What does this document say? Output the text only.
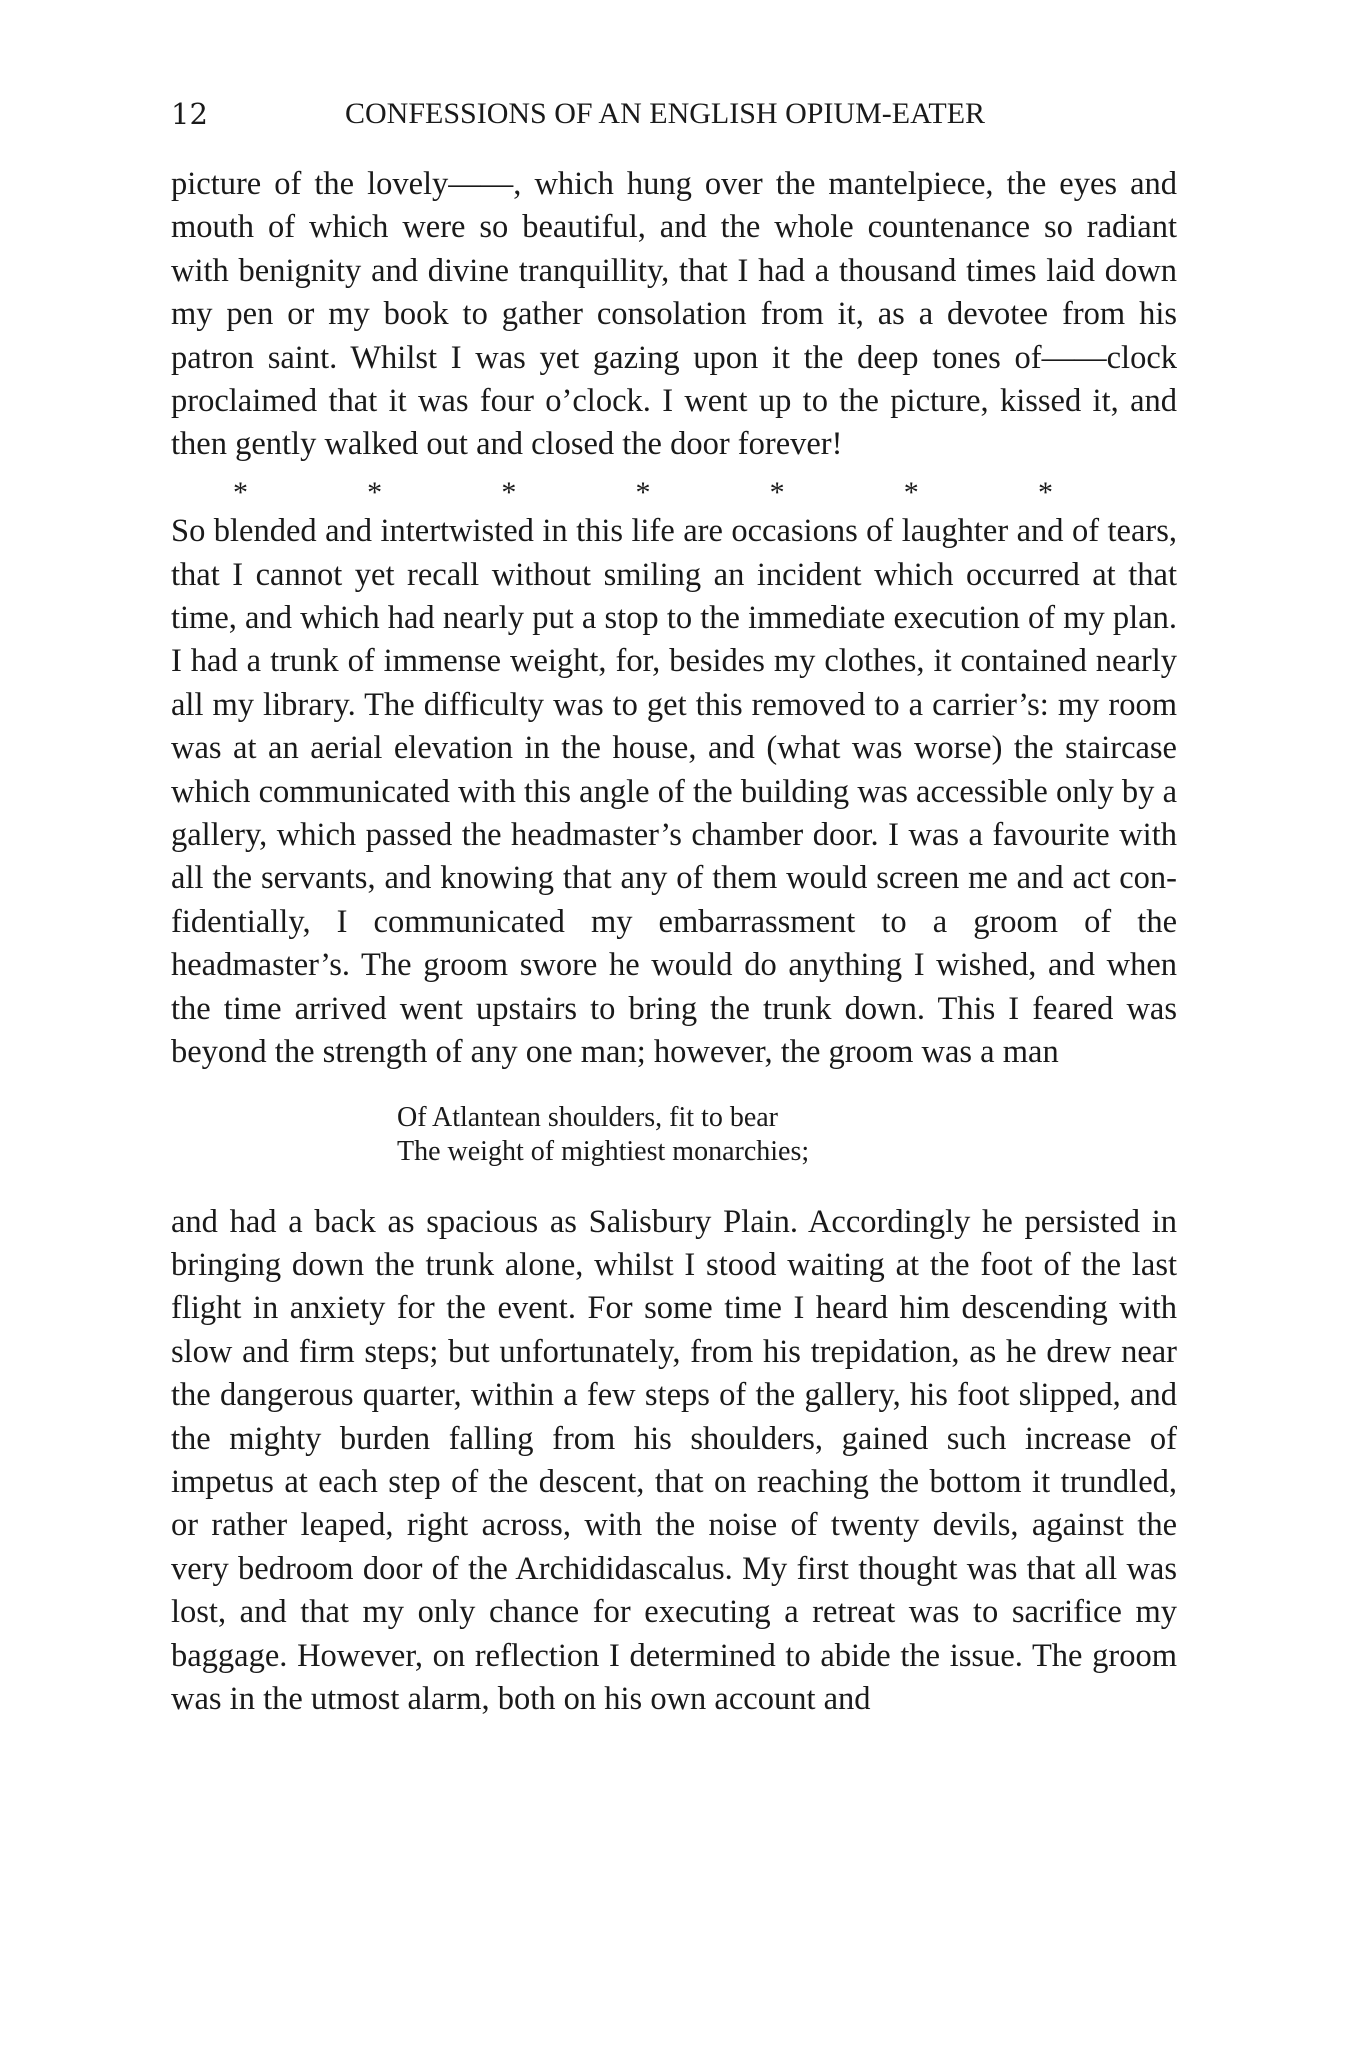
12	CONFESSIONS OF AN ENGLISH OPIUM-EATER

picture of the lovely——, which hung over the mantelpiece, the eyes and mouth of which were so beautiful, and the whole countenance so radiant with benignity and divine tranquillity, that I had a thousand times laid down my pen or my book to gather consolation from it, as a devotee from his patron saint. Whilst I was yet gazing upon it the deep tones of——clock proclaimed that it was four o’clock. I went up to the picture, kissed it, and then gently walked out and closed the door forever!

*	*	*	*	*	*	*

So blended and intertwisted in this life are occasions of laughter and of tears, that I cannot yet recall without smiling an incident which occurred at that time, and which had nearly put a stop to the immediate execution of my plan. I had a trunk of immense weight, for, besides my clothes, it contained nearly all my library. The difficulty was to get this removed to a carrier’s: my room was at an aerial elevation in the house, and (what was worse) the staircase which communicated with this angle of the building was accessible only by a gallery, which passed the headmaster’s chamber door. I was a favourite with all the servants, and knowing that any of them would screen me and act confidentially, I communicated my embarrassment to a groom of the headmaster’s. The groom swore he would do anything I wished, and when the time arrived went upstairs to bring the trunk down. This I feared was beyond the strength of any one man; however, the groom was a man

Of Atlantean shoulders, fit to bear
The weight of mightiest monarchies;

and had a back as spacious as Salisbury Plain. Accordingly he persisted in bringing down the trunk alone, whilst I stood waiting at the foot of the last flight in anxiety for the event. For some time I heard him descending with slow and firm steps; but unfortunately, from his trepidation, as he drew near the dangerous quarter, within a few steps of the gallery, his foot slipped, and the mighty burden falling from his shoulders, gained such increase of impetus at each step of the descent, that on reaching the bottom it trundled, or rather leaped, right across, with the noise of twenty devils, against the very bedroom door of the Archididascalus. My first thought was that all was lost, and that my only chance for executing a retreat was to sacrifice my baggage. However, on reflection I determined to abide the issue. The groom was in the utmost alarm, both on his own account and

--

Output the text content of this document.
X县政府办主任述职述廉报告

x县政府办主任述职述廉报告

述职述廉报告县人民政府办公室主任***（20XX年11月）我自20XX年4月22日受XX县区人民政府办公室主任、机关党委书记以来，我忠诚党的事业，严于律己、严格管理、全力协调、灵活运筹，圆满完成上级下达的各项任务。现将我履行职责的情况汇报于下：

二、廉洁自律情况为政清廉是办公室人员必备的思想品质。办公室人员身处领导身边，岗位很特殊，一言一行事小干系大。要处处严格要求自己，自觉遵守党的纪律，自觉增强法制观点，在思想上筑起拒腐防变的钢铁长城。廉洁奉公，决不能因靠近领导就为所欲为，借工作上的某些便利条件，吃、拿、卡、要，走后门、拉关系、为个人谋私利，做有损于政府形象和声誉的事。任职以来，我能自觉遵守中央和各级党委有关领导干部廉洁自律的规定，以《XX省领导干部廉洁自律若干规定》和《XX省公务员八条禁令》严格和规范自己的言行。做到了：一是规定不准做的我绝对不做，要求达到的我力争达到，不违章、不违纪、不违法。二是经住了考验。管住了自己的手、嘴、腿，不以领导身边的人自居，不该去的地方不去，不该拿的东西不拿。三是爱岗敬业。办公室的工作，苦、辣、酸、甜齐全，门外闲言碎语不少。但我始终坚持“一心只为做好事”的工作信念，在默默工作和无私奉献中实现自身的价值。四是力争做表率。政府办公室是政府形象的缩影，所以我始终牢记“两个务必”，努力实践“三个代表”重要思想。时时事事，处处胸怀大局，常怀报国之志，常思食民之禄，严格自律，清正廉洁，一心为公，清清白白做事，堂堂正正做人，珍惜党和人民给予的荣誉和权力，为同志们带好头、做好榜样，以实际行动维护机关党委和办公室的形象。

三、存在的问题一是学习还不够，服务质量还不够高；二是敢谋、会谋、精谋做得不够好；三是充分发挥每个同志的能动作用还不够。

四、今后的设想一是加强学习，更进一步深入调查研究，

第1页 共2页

Given problem - Write out every line of the listing that holds the word "Output".

Full answer -
What does this document say? Output the text only.
Output the text content of this document.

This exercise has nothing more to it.